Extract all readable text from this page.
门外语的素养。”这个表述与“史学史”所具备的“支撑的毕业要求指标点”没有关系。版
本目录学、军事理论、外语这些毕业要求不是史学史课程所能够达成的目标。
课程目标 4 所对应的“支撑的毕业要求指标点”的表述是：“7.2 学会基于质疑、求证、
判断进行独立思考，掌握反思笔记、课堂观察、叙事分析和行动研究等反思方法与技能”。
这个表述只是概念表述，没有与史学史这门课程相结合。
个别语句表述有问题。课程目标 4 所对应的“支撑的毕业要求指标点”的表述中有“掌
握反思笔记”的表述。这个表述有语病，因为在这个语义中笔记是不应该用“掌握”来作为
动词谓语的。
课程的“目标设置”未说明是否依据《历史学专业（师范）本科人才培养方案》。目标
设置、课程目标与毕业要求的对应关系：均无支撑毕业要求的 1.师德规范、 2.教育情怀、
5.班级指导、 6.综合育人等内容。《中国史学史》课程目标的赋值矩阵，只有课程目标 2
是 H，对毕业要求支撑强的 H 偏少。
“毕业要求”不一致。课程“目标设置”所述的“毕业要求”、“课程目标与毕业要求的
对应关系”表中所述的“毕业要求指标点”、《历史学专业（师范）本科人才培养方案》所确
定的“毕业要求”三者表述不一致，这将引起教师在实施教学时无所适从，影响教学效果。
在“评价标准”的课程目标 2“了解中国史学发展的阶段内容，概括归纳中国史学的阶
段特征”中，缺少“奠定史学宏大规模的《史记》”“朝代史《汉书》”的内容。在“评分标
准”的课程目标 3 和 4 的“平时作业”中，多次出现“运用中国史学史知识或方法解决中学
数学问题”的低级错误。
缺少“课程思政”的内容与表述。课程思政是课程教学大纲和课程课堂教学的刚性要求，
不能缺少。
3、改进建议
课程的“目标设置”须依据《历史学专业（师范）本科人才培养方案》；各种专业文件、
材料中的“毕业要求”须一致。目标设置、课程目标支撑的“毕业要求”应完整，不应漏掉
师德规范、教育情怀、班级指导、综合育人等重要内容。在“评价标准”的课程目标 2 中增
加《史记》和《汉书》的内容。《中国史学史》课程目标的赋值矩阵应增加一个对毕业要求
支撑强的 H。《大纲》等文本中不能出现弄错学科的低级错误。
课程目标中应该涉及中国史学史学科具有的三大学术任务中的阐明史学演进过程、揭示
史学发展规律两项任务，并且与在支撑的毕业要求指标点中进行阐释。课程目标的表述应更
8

....................

> Task description
Among the records above, how many lines carry the string "的课程目标"? Reply with the number alone.

> Output of the exercise
3